Figure dataset records
┄┄┄┄┄┄

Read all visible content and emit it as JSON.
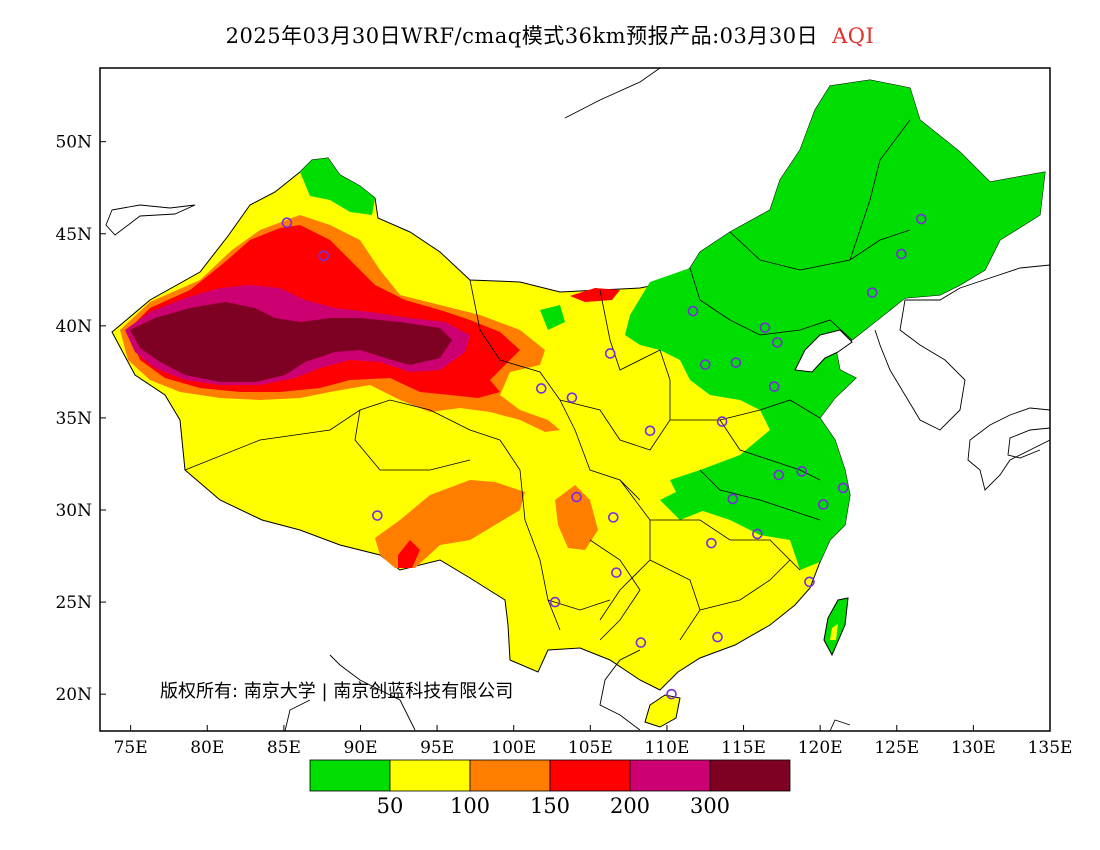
{
  "title": {
    "main": "2025年03月30日WRF/cmaq模式36km预报产品:03月30日",
    "product": "AQI"
  },
  "map": {
    "x_ticks": [
      "75E",
      "80E",
      "85E",
      "90E",
      "95E",
      "100E",
      "105E",
      "110E",
      "115E",
      "120E",
      "125E",
      "130E",
      "135E"
    ],
    "y_ticks": [
      "20N",
      "25N",
      "30N",
      "35N",
      "40N",
      "45N",
      "50N"
    ],
    "lon_range": [
      73,
      135
    ],
    "lat_range": [
      18,
      54
    ],
    "copyright": "版权所有: 南京大学 | 南京创蓝科技有限公司",
    "stations": [
      {
        "lon": 87.6,
        "lat": 43.8
      },
      {
        "lon": 85.2,
        "lat": 45.6
      },
      {
        "lon": 91.1,
        "lat": 29.7
      },
      {
        "lon": 101.8,
        "lat": 36.6
      },
      {
        "lon": 103.8,
        "lat": 36.1
      },
      {
        "lon": 106.3,
        "lat": 38.5
      },
      {
        "lon": 111.7,
        "lat": 40.8
      },
      {
        "lon": 116.4,
        "lat": 39.9
      },
      {
        "lon": 117.2,
        "lat": 39.1
      },
      {
        "lon": 114.5,
        "lat": 38.0
      },
      {
        "lon": 112.5,
        "lat": 37.9
      },
      {
        "lon": 117.0,
        "lat": 36.7
      },
      {
        "lon": 113.6,
        "lat": 34.8
      },
      {
        "lon": 108.9,
        "lat": 34.3
      },
      {
        "lon": 117.3,
        "lat": 31.9
      },
      {
        "lon": 118.8,
        "lat": 32.1
      },
      {
        "lon": 120.2,
        "lat": 30.3
      },
      {
        "lon": 121.5,
        "lat": 31.2
      },
      {
        "lon": 114.3,
        "lat": 30.6
      },
      {
        "lon": 115.9,
        "lat": 28.7
      },
      {
        "lon": 112.9,
        "lat": 28.2
      },
      {
        "lon": 106.5,
        "lat": 29.6
      },
      {
        "lon": 104.1,
        "lat": 30.7
      },
      {
        "lon": 106.7,
        "lat": 26.6
      },
      {
        "lon": 102.7,
        "lat": 25.0
      },
      {
        "lon": 108.3,
        "lat": 22.8
      },
      {
        "lon": 113.3,
        "lat": 23.1
      },
      {
        "lon": 110.3,
        "lat": 20.0
      },
      {
        "lon": 119.3,
        "lat": 26.1
      },
      {
        "lon": 123.4,
        "lat": 41.8
      },
      {
        "lon": 125.3,
        "lat": 43.9
      },
      {
        "lon": 126.6,
        "lat": 45.8
      }
    ]
  },
  "legend": {
    "colors": [
      "#00dd00",
      "#ffff00",
      "#ff7e00",
      "#ff0000",
      "#cc0070",
      "#7e0023"
    ],
    "labels": [
      "50",
      "100",
      "150",
      "200",
      "300"
    ]
  }
}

┄┄┄┄┄┄

# The task:
Transcribe the listing above verbatim. Omit the pictures.

# Task result:
Read all visible content and emit it as JSON.
{
  "title": {
    "main": "2025年03月30日WRF/cmaq模式36km预报产品:03月30日",
    "product": "AQI"
  },
  "map": {
    "x_ticks": [
      "75E",
      "80E",
      "85E",
      "90E",
      "95E",
      "100E",
      "105E",
      "110E",
      "115E",
      "120E",
      "125E",
      "130E",
      "135E"
    ],
    "y_ticks": [
      "20N",
      "25N",
      "30N",
      "35N",
      "40N",
      "45N",
      "50N"
    ],
    "lon_range": [
      73,
      135
    ],
    "lat_range": [
      18,
      54
    ],
    "copyright": "版权所有: 南京大学 | 南京创蓝科技有限公司",
    "stations": [
      {
        "lon": 87.6,
        "lat": 43.8
      },
      {
        "lon": 85.2,
        "lat": 45.6
      },
      {
        "lon": 91.1,
        "lat": 29.7
      },
      {
        "lon": 101.8,
        "lat": 36.6
      },
      {
        "lon": 103.8,
        "lat": 36.1
      },
      {
        "lon": 106.3,
        "lat": 38.5
      },
      {
        "lon": 111.7,
        "lat": 40.8
      },
      {
        "lon": 116.4,
        "lat": 39.9
      },
      {
        "lon": 117.2,
        "lat": 39.1
      },
      {
        "lon": 114.5,
        "lat": 38.0
      },
      {
        "lon": 112.5,
        "lat": 37.9
      },
      {
        "lon": 117.0,
        "lat": 36.7
      },
      {
        "lon": 113.6,
        "lat": 34.8
      },
      {
        "lon": 108.9,
        "lat": 34.3
      },
      {
        "lon": 117.3,
        "lat": 31.9
      },
      {
        "lon": 118.8,
        "lat": 32.1
      },
      {
        "lon": 120.2,
        "lat": 30.3
      },
      {
        "lon": 121.5,
        "lat": 31.2
      },
      {
        "lon": 114.3,
        "lat": 30.6
      },
      {
        "lon": 115.9,
        "lat": 28.7
      },
      {
        "lon": 112.9,
        "lat": 28.2
      },
      {
        "lon": 106.5,
        "lat": 29.6
      },
      {
        "lon": 104.1,
        "lat": 30.7
      },
      {
        "lon": 106.7,
        "lat": 26.6
      },
      {
        "lon": 102.7,
        "lat": 25.0
      },
      {
        "lon": 108.3,
        "lat": 22.8
      },
      {
        "lon": 113.3,
        "lat": 23.1
      },
      {
        "lon": 110.3,
        "lat": 20.0
      },
      {
        "lon": 119.3,
        "lat": 26.1
      },
      {
        "lon": 123.4,
        "lat": 41.8
      },
      {
        "lon": 125.3,
        "lat": 43.9
      },
      {
        "lon": 126.6,
        "lat": 45.8
      }
    ]
  },
  "legend": {
    "colors": [
      "#00dd00",
      "#ffff00",
      "#ff7e00",
      "#ff0000",
      "#cc0070",
      "#7e0023"
    ],
    "labels": [
      "50",
      "100",
      "150",
      "200",
      "300"
    ]
  }
}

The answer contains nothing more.